■ **DIRECTIONS**: Leave out the pictures and transcribe the rest of the records exactly.

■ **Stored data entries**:
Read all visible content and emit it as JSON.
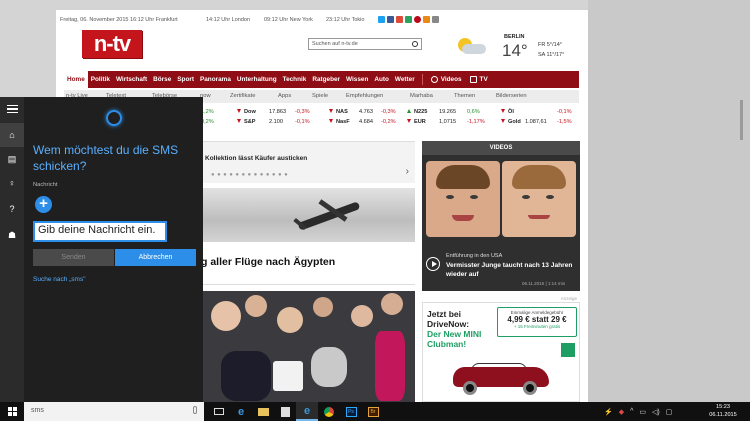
{
  "site": {
    "infobar": {
      "date": "Freitag, 06. November 2015 16:12 Uhr Frankfurt",
      "london": "14:12 Uhr London",
      "newyork": "09:12 Uhr New York",
      "tokio": "23:12 Uhr Tokio"
    },
    "logo": "n-tv",
    "search_placeholder": "Suchen auf n-tv.de",
    "weather": {
      "city": "BERLIN",
      "temp": "14°",
      "fr": "FR   5°/14°",
      "sa": "SA  11°/17°"
    },
    "nav": [
      "Home",
      "Politik",
      "Wirtschaft",
      "Börse",
      "Sport",
      "Panorama",
      "Unterhaltung",
      "Technik",
      "Ratgeber",
      "Wissen",
      "Auto",
      "Wetter"
    ],
    "nav_videos": "Videos",
    "nav_tv": "TV",
    "subnav": [
      "n-tv Live",
      "Teletext",
      "Telebörse",
      "now",
      "Zertifikate",
      "Apps",
      "Spiele",
      "Empfehlungen",
      "Marhaba",
      "Themen",
      "Bilderserien"
    ],
    "ticker": [
      [
        {
          "dir": "up",
          "name": "",
          "val": "",
          "chg": "1,2%"
        },
        {
          "dir": "up",
          "name": "",
          "val": "",
          "chg": "0,2%"
        }
      ],
      [
        {
          "dir": "dn",
          "name": "Dow",
          "val": "17.863",
          "chg": "-0,3%"
        },
        {
          "dir": "dn",
          "name": "S&P",
          "val": "2.100",
          "chg": "-0,1%"
        }
      ],
      [
        {
          "dir": "dn",
          "name": "NAS",
          "val": "4.763",
          "chg": "-0,3%"
        },
        {
          "dir": "dn",
          "name": "NasF",
          "val": "4.684",
          "chg": "-0,2%"
        }
      ],
      [
        {
          "dir": "up",
          "name": "N225",
          "val": "19.265",
          "chg": "0,6%"
        },
        {
          "dir": "dn",
          "name": "EUR",
          "val": "1,0715",
          "chg": "-1,17%"
        }
      ],
      [
        {
          "dir": "dn",
          "name": "Öl",
          "val": "",
          "chg": "-0,1%"
        },
        {
          "dir": "dn",
          "name": "Gold",
          "val": "1.087,61",
          "chg": "-1,5%"
        }
      ]
    ],
    "teaser_headline": "Kollektion lässt Käufer austicken",
    "headline2": "g aller Flüge nach Ägypten",
    "videos": {
      "title": "VIDEOS",
      "kicker": "Entführung in den USA",
      "headline": "Vermisster Junge taucht nach 13 Jahren wieder auf",
      "date": "06.11.2015 | 1:14 min"
    },
    "ad": {
      "label": "Anzeige",
      "line1": "Jetzt bei DriveNow:",
      "line2": "Der New MINI Clubman!",
      "box_top": "Einmalige Anmeldegebühr",
      "price": "4,99 € statt 29 €",
      "bonus": "+ 15 Freiminuten gratis"
    }
  },
  "cortana": {
    "question": "Wem möchtest du die SMS schicken?",
    "recipient_label": "Nachricht",
    "message_placeholder": "Gib deine Nachricht ein.",
    "send_label": "Senden",
    "cancel_label": "Abbrechen",
    "search_link": "Suche nach „sms\""
  },
  "taskbar": {
    "search_value": "sms",
    "time": "15:23",
    "date": "06.11.2015"
  },
  "colors": {
    "ntv_red": "#c4141c",
    "nav_red": "#8f0d14",
    "cortana_accent": "#2c8ee8"
  }
}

■ **ANSWER IN FULL**:
Read all visible content and emit it as JSON.
{
  "site": {
    "infobar": {
      "date": "Freitag, 06. November 2015 16:12 Uhr Frankfurt",
      "london": "14:12 Uhr London",
      "newyork": "09:12 Uhr New York",
      "tokio": "23:12 Uhr Tokio"
    },
    "logo": "n-tv",
    "search_placeholder": "Suchen auf n-tv.de",
    "weather": {
      "city": "BERLIN",
      "temp": "14°",
      "fr": "FR   5°/14°",
      "sa": "SA  11°/17°"
    },
    "nav": [
      "Home",
      "Politik",
      "Wirtschaft",
      "Börse",
      "Sport",
      "Panorama",
      "Unterhaltung",
      "Technik",
      "Ratgeber",
      "Wissen",
      "Auto",
      "Wetter"
    ],
    "nav_videos": "Videos",
    "nav_tv": "TV",
    "subnav": [
      "n-tv Live",
      "Teletext",
      "Telebörse",
      "now",
      "Zertifikate",
      "Apps",
      "Spiele",
      "Empfehlungen",
      "Marhaba",
      "Themen",
      "Bilderserien"
    ],
    "ticker": [
      [
        {
          "dir": "up",
          "name": "",
          "val": "",
          "chg": "1,2%"
        },
        {
          "dir": "up",
          "name": "",
          "val": "",
          "chg": "0,2%"
        }
      ],
      [
        {
          "dir": "dn",
          "name": "Dow",
          "val": "17.863",
          "chg": "-0,3%"
        },
        {
          "dir": "dn",
          "name": "S&P",
          "val": "2.100",
          "chg": "-0,1%"
        }
      ],
      [
        {
          "dir": "dn",
          "name": "NAS",
          "val": "4.763",
          "chg": "-0,3%"
        },
        {
          "dir": "dn",
          "name": "NasF",
          "val": "4.684",
          "chg": "-0,2%"
        }
      ],
      [
        {
          "dir": "up",
          "name": "N225",
          "val": "19.265",
          "chg": "0,6%"
        },
        {
          "dir": "dn",
          "name": "EUR",
          "val": "1,0715",
          "chg": "-1,17%"
        }
      ],
      [
        {
          "dir": "dn",
          "name": "Öl",
          "val": "",
          "chg": "-0,1%"
        },
        {
          "dir": "dn",
          "name": "Gold",
          "val": "1.087,61",
          "chg": "-1,5%"
        }
      ]
    ],
    "teaser_headline": "Kollektion lässt Käufer austicken",
    "headline2": "g aller Flüge nach Ägypten",
    "videos": {
      "title": "VIDEOS",
      "kicker": "Entführung in den USA",
      "headline": "Vermisster Junge taucht nach 13 Jahren wieder auf",
      "date": "06.11.2015 | 1:14 min"
    },
    "ad": {
      "label": "Anzeige",
      "line1": "Jetzt bei DriveNow:",
      "line2": "Der New MINI Clubman!",
      "box_top": "Einmalige Anmeldegebühr",
      "price": "4,99 € statt 29 €",
      "bonus": "+ 15 Freiminuten gratis"
    }
  },
  "cortana": {
    "question": "Wem möchtest du die SMS schicken?",
    "recipient_label": "Nachricht",
    "message_placeholder": "Gib deine Nachricht ein.",
    "send_label": "Senden",
    "cancel_label": "Abbrechen",
    "search_link": "Suche nach „sms\""
  },
  "taskbar": {
    "search_value": "sms",
    "time": "15:23",
    "date": "06.11.2015"
  },
  "colors": {
    "ntv_red": "#c4141c",
    "nav_red": "#8f0d14",
    "cortana_accent": "#2c8ee8"
  }
}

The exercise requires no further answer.